[start SOURCE RECORDS]

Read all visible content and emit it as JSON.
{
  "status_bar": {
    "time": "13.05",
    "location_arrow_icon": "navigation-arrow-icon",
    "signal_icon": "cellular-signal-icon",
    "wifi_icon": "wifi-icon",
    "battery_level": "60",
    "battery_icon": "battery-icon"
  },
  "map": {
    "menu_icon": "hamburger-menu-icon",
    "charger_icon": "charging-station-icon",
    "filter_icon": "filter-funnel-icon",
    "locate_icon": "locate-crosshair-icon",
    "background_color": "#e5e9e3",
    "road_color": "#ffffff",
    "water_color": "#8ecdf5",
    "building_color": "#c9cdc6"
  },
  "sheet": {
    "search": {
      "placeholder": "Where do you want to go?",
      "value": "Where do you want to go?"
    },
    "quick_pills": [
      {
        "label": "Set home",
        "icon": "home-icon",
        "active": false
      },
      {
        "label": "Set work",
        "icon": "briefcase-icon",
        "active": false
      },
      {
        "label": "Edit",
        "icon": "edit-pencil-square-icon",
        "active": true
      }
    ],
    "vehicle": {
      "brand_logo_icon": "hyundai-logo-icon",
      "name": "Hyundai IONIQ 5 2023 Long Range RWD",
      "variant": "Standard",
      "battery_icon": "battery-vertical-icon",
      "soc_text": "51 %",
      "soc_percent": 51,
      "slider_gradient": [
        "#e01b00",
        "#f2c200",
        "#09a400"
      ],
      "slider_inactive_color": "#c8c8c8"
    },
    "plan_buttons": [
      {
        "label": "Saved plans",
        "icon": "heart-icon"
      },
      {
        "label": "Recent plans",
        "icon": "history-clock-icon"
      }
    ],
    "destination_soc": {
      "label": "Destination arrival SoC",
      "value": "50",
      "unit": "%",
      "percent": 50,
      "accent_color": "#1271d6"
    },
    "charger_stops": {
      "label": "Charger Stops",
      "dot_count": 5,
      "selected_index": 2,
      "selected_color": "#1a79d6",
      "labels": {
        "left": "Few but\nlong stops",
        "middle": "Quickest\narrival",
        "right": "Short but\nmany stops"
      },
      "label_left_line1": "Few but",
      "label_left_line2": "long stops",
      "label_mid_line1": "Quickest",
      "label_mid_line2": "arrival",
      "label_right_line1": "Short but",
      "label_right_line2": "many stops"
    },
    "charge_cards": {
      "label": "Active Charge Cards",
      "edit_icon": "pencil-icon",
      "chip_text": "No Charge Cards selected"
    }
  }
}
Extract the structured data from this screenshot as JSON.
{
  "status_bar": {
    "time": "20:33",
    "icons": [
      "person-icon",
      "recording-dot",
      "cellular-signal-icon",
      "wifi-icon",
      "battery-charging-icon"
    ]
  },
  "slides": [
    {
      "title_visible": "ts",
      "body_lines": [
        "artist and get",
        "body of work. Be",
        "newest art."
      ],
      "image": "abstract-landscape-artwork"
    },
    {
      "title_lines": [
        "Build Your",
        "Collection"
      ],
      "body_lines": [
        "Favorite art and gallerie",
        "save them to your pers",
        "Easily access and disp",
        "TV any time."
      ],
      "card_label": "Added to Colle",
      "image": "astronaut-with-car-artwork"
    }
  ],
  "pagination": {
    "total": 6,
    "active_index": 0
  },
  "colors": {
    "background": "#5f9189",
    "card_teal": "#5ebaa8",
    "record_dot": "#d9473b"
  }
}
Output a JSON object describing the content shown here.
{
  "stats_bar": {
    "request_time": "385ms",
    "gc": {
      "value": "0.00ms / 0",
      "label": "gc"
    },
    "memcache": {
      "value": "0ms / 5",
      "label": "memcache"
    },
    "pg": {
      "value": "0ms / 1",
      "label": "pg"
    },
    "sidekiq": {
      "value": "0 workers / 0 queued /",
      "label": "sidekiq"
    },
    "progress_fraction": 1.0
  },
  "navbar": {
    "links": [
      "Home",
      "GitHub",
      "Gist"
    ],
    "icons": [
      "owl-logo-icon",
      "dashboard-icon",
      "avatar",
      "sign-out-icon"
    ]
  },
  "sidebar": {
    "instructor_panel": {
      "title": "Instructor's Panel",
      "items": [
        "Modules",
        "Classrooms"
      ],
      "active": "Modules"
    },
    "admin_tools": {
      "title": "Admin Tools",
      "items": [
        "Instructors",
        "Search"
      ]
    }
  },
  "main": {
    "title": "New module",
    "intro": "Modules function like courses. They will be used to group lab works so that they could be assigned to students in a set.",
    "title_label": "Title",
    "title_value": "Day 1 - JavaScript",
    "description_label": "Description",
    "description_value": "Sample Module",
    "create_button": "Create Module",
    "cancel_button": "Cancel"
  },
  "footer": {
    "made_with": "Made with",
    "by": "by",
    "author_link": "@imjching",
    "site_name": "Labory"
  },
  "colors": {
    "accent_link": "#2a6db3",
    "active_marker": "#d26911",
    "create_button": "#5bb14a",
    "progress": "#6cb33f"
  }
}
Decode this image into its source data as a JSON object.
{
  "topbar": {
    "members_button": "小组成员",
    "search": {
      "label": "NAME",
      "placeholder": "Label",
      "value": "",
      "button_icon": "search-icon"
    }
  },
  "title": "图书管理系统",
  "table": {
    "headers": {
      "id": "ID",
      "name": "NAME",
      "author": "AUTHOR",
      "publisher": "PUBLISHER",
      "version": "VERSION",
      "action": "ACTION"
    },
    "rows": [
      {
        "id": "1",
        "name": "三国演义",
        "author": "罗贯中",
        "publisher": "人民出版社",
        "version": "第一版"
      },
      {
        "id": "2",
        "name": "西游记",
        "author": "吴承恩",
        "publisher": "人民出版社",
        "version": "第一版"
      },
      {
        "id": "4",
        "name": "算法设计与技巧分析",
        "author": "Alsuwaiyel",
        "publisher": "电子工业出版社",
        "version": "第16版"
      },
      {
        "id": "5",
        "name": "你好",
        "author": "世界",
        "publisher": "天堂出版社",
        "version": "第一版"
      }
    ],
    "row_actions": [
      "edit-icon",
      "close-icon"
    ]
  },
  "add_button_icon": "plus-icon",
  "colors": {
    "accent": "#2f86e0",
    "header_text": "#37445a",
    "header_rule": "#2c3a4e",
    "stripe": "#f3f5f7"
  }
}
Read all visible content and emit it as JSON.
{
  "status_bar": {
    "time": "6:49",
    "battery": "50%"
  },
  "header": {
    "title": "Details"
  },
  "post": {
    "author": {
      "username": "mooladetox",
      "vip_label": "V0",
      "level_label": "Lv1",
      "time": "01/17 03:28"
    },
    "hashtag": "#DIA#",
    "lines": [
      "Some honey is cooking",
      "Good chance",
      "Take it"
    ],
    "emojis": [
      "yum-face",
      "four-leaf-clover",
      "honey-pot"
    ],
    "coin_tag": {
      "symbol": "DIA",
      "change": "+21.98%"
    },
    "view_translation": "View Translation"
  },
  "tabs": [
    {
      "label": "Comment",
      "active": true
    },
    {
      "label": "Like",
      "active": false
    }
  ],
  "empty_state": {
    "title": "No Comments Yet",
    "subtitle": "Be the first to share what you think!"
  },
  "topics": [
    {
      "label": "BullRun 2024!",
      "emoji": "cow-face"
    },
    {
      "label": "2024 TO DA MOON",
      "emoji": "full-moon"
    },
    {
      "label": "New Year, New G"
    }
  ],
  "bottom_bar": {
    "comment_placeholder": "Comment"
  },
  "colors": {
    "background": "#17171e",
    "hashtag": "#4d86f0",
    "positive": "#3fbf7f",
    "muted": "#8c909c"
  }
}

[end SOURCE RECORDS]

◆ WHAT TO DO
Scan the material for lines with the word "object", and copy each line you find.

◆ EXERCISE SOLUTION
Output a JSON object describing the content shown here.
Decode this image into its source data as a JSON object.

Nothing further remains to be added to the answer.